(WHAT YOU WILL DO)
Find each line containing the string "phải" and return it.

(SUPPLIED RECORDS)
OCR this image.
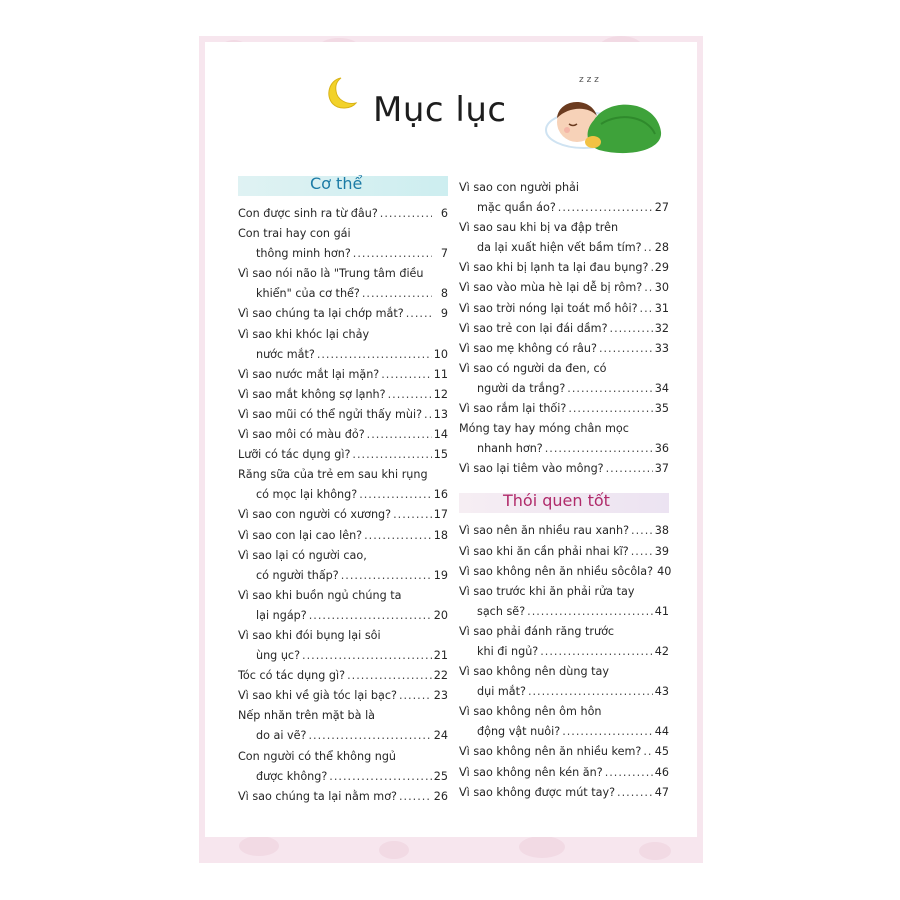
Mục lục
z z z
Cơ thể
Con được sinh ra từ đâu? .....	6
Con trai hay con gái
thông minh hơn? .....	7
Vì sao nói não là "Trung tâm điều
khiển" của cơ thể? .....	8
Vì sao chúng ta lại chớp mắt? .....	9
Vì sao khi khóc lại chảy
nước mắt? .....	10
Vì sao nước mắt lại mặn? .....	11
Vì sao mắt không sợ lạnh? .....	12
Vì sao mũi có thể ngửi thấy mùi? ..... 13
Vì sao môi có màu đỏ? .....	14
Lưỡi có tác dụng gì? .....	15
Răng sữa của trẻ em sau khi rụng
có mọc lại không? .....	16
Vì sao con người có xương? .....	17
Vì sao con lại cao lên? .....	18
Vì sao lại có người cao,
có người thấp? .....	19
Vì sao khi buồn ngủ chúng ta
lại ngáp? .....	20
Vì sao khi đói bụng lại sôi
ùng ục? .....	21
Tóc có tác dụng gì? .....	22
Vì sao khi về già tóc lại bạc? .....	23
Nếp nhăn trên mặt bà là
do ai vẽ? .....	24
Con người có thể không ngủ
được không? .....	25
Vì sao chúng ta lại nằm mơ? .....	26
Vì sao con người phải
mặc quần áo? .....	27
Vì sao sau khi bị va đập trên
da lại xuất hiện vết bầm tím? ..... 28
Vì sao khi bị lạnh ta lại đau bụng? ..... 29
Vì sao vào mùa hè lại dễ bị rôm? ..... 30
Vì sao trời nóng lại toát mồ hôi? ..... 31
Vì sao trẻ con lại đái dầm? .....	32
Vì sao mẹ không có râu? .....	33
Vì sao có người da đen, có
người da trắng? .....	34
Vì sao rắm lại thối? .....	35
Móng tay hay móng chân mọc
nhanh hơn? .....	36
Vì sao lại tiêm vào mông? .....	37
Thói quen tốt
Vì sao nên ăn nhiều rau xanh? ..... 38
Vì sao khi ăn cần phải nhai kĩ? ..... 39
Vì sao không nên ăn nhiều sôcôla? 40
Vì sao trước khi ăn phải rửa tay
sạch sẽ? .....	41
Vì sao phải đánh răng trước
khi đi ngủ? .....	42
Vì sao không nên dùng tay
dụi mắt? .....	43
Vì sao không nên ôm hôn
động vật nuôi? .....	44
Vì sao không nên ăn nhiều kem? ..... 45
Vì sao không nên kén ăn? .....	46
Vì sao không được mút tay? .....	47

(CORRECT RESULT)
Vì sao con người phải
Vì sao khi ăn cần phải nhai kĩ? ..... 39
Vì sao trước khi ăn phải rửa tay
Vì sao phải đánh răng trước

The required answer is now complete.